*How to complete this task*
Print the data that follows word for word, leaving out any picture.

━━━━

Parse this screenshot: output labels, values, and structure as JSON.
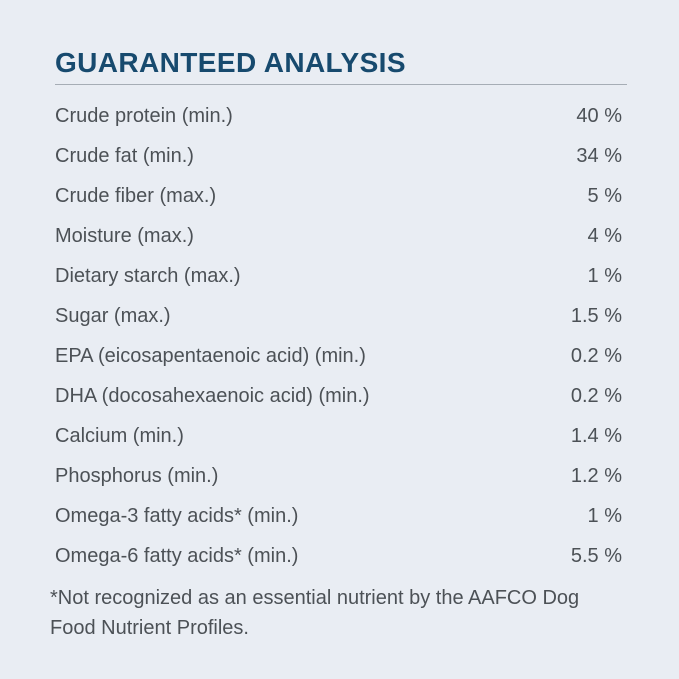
{
  "title": "GUARANTEED ANALYSIS",
  "rows": [
    {
      "label": "Crude protein (min.)",
      "value": "40 %"
    },
    {
      "label": "Crude fat (min.)",
      "value": "34 %"
    },
    {
      "label": "Crude fiber (max.)",
      "value": "5 %"
    },
    {
      "label": "Moisture (max.)",
      "value": "4 %"
    },
    {
      "label": "Dietary starch (max.)",
      "value": "1 %"
    },
    {
      "label": "Sugar (max.)",
      "value": "1.5 %"
    },
    {
      "label": "EPA (eicosapentaenoic acid) (min.)",
      "value": "0.2 %"
    },
    {
      "label": "DHA (docosahexaenoic acid) (min.)",
      "value": "0.2 %"
    },
    {
      "label": "Calcium (min.)",
      "value": "1.4 %"
    },
    {
      "label": "Phosphorus (min.)",
      "value": "1.2 %"
    },
    {
      "label": "Omega-3 fatty acids* (min.)",
      "value": "1 %"
    },
    {
      "label": "Omega-6 fatty acids* (min.)",
      "value": "5.5 %"
    }
  ],
  "footnote_lines": [
    "*Not recognized as an essential nutrient by the AAFCO Dog",
    "Food Nutrient Profiles."
  ],
  "colors": {
    "background": "#e9edf3",
    "title": "#174a6e",
    "text": "#4c5156",
    "divider": "#a6adb5"
  }
}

━━━━

*Result below*
Parse this screenshot: output labels, values, and structure as JSON.
{
  "title": "GUARANTEED ANALYSIS",
  "rows": [
    {
      "label": "Crude protein (min.)",
      "value": "40 %"
    },
    {
      "label": "Crude fat (min.)",
      "value": "34 %"
    },
    {
      "label": "Crude fiber (max.)",
      "value": "5 %"
    },
    {
      "label": "Moisture (max.)",
      "value": "4 %"
    },
    {
      "label": "Dietary starch (max.)",
      "value": "1 %"
    },
    {
      "label": "Sugar (max.)",
      "value": "1.5 %"
    },
    {
      "label": "EPA (eicosapentaenoic acid) (min.)",
      "value": "0.2 %"
    },
    {
      "label": "DHA (docosahexaenoic acid) (min.)",
      "value": "0.2 %"
    },
    {
      "label": "Calcium (min.)",
      "value": "1.4 %"
    },
    {
      "label": "Phosphorus (min.)",
      "value": "1.2 %"
    },
    {
      "label": "Omega-3 fatty acids* (min.)",
      "value": "1 %"
    },
    {
      "label": "Omega-6 fatty acids* (min.)",
      "value": "5.5 %"
    }
  ],
  "footnote_lines": [
    "*Not recognized as an essential nutrient by the AAFCO Dog",
    "Food Nutrient Profiles."
  ],
  "colors": {
    "background": "#e9edf3",
    "title": "#174a6e",
    "text": "#4c5156",
    "divider": "#a6adb5"
  }
}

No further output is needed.